### WHAT IS REQUIRED
Identify each line in the records below that contains the word "także", and copy it.

### ENTRIES SUPPLIED
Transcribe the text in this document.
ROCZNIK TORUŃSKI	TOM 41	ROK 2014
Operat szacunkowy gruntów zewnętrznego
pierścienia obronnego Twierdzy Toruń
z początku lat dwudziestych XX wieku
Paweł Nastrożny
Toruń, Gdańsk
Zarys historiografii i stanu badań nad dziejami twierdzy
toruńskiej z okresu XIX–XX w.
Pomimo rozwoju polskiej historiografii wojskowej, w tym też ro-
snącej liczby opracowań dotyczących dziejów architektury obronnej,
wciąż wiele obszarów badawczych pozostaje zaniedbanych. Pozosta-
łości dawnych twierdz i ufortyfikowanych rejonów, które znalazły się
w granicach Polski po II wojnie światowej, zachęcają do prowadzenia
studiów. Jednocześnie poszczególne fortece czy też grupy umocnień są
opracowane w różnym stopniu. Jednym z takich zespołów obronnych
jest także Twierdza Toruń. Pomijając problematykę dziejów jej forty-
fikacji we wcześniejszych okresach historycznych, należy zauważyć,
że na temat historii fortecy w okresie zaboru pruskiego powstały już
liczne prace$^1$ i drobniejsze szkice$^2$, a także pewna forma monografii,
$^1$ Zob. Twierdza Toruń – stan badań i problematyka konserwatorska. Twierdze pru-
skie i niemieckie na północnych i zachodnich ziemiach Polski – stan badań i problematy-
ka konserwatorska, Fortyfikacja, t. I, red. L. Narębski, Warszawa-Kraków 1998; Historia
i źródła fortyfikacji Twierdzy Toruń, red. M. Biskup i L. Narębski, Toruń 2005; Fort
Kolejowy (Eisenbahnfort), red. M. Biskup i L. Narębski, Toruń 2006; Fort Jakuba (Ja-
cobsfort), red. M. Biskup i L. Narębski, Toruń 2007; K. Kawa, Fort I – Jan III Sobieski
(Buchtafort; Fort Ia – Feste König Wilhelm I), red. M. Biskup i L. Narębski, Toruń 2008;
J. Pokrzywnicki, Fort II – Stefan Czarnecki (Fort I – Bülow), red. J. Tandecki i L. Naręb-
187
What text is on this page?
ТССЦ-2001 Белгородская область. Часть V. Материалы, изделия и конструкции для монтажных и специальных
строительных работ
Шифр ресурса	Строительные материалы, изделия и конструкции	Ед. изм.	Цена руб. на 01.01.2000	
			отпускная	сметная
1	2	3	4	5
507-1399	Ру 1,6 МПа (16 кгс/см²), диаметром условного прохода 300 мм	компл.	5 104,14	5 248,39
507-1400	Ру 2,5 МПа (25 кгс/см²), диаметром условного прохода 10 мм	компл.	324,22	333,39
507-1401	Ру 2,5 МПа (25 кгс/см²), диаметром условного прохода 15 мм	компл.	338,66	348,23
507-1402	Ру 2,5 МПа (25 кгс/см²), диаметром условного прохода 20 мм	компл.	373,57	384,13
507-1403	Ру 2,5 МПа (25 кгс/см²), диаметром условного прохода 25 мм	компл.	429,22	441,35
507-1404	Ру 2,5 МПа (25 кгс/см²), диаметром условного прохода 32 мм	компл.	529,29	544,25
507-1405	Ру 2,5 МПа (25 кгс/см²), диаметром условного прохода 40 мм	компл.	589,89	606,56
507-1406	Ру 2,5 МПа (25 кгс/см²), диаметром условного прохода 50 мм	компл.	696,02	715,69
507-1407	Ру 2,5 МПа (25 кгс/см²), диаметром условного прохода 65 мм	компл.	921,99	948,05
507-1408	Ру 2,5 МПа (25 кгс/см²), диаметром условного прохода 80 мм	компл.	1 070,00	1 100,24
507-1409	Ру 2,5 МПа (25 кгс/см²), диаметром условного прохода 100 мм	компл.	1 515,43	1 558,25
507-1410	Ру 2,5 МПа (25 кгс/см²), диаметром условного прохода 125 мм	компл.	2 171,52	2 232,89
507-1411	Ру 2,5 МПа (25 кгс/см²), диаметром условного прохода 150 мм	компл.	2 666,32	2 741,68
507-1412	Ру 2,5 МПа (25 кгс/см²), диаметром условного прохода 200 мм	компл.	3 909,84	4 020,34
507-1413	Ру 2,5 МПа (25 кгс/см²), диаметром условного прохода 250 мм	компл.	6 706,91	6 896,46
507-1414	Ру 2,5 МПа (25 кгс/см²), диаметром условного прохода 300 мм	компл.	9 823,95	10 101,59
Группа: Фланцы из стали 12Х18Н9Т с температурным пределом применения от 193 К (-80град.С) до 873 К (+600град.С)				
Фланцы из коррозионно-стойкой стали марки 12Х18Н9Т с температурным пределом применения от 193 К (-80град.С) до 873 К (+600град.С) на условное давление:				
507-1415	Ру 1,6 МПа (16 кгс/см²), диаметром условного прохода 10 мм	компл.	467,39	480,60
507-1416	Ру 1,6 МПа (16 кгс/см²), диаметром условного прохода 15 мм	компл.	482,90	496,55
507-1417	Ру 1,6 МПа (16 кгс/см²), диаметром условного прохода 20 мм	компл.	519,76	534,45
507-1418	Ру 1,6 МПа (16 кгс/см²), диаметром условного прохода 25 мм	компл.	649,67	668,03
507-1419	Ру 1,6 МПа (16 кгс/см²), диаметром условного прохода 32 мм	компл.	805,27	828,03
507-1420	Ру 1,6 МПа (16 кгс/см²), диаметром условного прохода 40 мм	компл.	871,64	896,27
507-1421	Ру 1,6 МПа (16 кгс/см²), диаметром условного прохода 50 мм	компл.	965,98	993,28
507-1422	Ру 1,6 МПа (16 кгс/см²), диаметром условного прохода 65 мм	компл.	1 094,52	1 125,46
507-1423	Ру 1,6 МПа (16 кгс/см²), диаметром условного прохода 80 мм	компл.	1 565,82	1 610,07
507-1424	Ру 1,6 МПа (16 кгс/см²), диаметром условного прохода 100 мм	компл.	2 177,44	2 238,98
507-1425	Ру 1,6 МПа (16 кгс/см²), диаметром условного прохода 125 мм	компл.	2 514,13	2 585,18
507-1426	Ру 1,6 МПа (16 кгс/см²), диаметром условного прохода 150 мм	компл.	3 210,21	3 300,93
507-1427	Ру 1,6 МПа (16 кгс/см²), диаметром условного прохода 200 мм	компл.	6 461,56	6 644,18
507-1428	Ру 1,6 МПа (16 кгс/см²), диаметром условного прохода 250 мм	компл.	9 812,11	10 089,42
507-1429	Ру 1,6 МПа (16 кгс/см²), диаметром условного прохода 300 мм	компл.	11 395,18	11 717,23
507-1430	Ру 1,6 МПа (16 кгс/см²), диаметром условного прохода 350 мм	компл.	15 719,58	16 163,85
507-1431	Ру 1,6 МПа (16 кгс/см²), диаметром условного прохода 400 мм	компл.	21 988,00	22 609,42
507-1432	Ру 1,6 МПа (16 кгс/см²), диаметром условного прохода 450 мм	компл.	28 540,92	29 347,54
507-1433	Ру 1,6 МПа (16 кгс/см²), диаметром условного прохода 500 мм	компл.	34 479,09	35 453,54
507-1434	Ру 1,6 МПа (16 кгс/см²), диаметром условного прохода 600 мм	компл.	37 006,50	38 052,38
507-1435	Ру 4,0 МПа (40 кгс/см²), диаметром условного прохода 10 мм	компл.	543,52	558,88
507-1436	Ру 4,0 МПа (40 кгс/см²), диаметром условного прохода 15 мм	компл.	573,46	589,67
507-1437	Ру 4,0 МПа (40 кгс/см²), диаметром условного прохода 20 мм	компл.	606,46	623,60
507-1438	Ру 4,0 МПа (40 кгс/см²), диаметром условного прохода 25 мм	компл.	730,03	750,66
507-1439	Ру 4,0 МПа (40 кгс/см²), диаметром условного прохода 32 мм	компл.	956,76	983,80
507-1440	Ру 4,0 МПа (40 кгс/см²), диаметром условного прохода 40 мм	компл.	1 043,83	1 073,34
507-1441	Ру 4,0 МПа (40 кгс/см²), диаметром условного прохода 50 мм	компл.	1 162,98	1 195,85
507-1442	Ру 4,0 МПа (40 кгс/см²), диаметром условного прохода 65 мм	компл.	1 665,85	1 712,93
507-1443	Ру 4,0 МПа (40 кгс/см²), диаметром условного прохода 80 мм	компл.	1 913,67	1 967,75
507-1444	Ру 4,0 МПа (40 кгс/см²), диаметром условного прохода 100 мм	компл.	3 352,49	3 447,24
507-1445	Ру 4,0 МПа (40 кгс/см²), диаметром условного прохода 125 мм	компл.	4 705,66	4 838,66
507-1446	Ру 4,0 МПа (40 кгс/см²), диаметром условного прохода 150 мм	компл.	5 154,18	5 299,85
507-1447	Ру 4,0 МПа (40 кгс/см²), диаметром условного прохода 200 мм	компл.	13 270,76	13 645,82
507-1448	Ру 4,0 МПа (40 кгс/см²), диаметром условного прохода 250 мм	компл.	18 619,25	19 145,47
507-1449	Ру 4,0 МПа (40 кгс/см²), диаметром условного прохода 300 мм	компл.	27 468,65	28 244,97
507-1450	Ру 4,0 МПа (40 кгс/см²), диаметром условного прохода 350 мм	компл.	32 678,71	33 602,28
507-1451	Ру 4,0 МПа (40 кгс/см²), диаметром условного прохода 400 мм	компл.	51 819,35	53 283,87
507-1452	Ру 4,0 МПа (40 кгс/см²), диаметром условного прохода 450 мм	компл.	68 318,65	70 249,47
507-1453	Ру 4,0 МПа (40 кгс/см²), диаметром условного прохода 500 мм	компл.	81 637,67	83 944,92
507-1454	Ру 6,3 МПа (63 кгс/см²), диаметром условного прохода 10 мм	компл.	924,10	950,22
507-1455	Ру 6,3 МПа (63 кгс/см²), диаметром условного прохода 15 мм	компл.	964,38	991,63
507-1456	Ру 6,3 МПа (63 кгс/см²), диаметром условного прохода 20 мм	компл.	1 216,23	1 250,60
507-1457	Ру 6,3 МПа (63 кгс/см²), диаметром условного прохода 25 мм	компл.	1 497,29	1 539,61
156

### OUTPUT BELOW
jest także Twierdza Toruń. Pomijając problematykę dziejów jej forty-
liczne prace$^1$ i drobniejsze szkice$^2$, a także pewna forma monografii,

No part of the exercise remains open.